■ **Direction**: All of the material below is to be repeated exactly.
* Start Listing *
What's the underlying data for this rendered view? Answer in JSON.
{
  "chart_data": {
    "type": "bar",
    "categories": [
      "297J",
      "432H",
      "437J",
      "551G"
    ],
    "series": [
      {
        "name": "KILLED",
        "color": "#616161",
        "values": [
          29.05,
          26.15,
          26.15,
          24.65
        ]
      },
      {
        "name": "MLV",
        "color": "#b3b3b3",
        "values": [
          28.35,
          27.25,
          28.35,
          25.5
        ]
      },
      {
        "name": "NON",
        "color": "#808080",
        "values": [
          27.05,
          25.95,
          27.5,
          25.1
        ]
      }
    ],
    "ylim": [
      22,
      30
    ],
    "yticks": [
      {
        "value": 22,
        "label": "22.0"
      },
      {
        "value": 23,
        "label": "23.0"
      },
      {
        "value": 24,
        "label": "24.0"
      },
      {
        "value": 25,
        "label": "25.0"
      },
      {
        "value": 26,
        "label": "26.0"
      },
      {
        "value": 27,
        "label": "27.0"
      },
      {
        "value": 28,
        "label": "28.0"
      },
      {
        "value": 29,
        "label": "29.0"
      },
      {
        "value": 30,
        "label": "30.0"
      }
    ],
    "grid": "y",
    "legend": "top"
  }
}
* End Listing *
■ **Solution to this exercise**:
What's the underlying data for this rendered view? Answer in JSON.
{
  "chart_data": {
    "type": "bar",
    "categories": [
      "297J",
      "432H",
      "437J",
      "551G"
    ],
    "series": [
      {
        "name": "KILLED",
        "color": "#616161",
        "values": [
          29.05,
          26.15,
          26.15,
          24.65
        ]
      },
      {
        "name": "MLV",
        "color": "#b3b3b3",
        "values": [
          28.35,
          27.25,
          28.35,
          25.5
        ]
      },
      {
        "name": "NON",
        "color": "#808080",
        "values": [
          27.05,
          25.95,
          27.5,
          25.1
        ]
      }
    ],
    "ylim": [
      22,
      30
    ],
    "yticks": [
      {
        "value": 22,
        "label": "22.0"
      },
      {
        "value": 23,
        "label": "23.0"
      },
      {
        "value": 24,
        "label": "24.0"
      },
      {
        "value": 25,
        "label": "25.0"
      },
      {
        "value": 26,
        "label": "26.0"
      },
      {
        "value": 27,
        "label": "27.0"
      },
      {
        "value": 28,
        "label": "28.0"
      },
      {
        "value": 29,
        "label": "29.0"
      },
      {
        "value": 30,
        "label": "30.0"
      }
    ],
    "grid": "y",
    "legend": "top"
  }
}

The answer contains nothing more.